Tell how many lines in the data below include the word "kanten". The answer is the number only.

--------------------------------------------------

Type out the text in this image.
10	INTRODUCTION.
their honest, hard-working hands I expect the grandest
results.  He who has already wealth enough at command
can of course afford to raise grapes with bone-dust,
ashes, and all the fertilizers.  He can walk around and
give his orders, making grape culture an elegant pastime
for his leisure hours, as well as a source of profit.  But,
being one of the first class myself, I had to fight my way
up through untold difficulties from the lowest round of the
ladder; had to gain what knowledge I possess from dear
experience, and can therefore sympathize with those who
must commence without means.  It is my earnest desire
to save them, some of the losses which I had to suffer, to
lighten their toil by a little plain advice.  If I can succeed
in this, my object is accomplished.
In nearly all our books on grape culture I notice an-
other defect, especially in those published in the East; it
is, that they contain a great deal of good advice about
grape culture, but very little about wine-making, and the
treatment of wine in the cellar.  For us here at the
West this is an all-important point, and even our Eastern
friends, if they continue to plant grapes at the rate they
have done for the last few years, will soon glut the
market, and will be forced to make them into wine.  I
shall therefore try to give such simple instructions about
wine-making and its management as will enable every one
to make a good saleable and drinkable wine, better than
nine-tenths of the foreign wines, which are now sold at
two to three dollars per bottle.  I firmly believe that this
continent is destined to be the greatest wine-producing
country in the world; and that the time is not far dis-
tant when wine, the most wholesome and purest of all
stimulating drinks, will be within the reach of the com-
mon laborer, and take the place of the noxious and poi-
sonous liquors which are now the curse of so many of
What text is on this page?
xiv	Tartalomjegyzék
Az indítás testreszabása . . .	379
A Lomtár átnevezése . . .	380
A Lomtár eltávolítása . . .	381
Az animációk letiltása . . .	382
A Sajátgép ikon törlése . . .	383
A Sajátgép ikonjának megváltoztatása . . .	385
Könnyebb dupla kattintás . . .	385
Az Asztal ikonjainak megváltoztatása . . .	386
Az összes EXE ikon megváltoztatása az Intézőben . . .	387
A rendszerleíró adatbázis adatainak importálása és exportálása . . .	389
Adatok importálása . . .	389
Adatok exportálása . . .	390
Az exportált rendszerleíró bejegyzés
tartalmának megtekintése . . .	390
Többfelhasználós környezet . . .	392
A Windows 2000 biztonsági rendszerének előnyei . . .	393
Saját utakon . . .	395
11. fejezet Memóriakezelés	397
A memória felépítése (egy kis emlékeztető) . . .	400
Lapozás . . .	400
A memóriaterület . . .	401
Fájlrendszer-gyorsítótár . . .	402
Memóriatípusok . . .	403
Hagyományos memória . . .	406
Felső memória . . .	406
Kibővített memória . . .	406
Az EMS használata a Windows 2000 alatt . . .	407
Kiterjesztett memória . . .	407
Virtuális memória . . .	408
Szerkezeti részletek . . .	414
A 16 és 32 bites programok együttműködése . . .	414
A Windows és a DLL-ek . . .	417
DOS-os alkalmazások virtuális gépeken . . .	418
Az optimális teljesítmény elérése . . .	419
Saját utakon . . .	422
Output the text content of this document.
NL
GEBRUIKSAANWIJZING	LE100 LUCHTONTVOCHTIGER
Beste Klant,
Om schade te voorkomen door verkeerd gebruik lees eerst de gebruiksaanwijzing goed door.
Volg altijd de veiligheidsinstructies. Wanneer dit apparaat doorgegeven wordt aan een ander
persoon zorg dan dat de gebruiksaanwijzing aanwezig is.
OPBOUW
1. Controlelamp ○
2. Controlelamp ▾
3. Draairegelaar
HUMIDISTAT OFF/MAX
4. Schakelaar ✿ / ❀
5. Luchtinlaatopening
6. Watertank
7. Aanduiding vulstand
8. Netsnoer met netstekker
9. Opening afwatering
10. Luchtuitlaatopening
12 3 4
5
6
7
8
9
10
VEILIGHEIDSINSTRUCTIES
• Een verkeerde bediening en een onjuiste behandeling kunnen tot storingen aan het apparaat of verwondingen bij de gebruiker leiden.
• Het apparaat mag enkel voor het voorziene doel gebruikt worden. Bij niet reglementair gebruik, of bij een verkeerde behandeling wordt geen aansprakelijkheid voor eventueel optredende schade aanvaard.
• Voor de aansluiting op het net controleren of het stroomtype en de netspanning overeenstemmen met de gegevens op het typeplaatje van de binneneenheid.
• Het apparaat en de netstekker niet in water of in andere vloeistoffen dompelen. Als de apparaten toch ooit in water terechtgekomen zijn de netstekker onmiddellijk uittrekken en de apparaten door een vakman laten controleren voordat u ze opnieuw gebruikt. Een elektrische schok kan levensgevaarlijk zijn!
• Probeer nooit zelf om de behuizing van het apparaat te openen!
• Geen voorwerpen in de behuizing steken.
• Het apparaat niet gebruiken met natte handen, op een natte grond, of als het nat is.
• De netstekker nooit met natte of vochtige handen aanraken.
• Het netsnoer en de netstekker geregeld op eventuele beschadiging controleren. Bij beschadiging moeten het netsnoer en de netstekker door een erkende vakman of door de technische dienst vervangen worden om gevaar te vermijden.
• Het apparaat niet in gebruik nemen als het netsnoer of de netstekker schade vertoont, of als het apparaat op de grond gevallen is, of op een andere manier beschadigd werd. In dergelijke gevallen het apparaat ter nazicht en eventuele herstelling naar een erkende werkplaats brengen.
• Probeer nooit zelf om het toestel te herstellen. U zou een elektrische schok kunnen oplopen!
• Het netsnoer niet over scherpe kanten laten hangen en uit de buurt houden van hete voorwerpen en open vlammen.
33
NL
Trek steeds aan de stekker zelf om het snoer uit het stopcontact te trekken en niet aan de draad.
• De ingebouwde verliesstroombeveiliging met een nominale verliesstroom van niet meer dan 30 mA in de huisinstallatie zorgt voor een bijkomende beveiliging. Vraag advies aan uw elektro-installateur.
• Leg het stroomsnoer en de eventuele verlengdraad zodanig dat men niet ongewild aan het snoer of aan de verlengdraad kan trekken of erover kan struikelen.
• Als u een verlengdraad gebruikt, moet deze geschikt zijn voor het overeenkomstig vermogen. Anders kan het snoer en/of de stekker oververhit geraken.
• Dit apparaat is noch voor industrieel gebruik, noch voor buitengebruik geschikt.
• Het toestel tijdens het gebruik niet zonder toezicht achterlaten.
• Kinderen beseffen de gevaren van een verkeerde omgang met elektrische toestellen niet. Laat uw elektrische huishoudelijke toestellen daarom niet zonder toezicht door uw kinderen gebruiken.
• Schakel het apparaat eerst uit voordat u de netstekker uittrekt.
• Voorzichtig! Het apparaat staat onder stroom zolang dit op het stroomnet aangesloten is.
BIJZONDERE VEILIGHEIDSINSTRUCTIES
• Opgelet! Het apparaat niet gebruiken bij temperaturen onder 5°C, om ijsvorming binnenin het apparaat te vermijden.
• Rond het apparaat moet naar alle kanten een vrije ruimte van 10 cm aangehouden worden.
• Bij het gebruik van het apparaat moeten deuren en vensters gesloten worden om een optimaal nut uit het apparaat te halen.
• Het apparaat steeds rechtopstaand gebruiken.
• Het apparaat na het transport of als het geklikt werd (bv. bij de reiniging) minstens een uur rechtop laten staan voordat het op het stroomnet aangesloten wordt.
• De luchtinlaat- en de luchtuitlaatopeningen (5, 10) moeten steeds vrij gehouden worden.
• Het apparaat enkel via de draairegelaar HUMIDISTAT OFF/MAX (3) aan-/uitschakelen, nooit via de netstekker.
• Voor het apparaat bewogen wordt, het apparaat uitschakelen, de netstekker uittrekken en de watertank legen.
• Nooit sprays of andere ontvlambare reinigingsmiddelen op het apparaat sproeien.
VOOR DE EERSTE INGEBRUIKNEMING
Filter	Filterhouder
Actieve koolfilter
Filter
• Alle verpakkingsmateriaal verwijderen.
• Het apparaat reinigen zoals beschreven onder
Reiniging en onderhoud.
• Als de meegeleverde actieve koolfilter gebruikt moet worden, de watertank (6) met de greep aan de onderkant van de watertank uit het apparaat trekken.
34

--------------------------------------------------

## ANSWER FOR THE TASK
2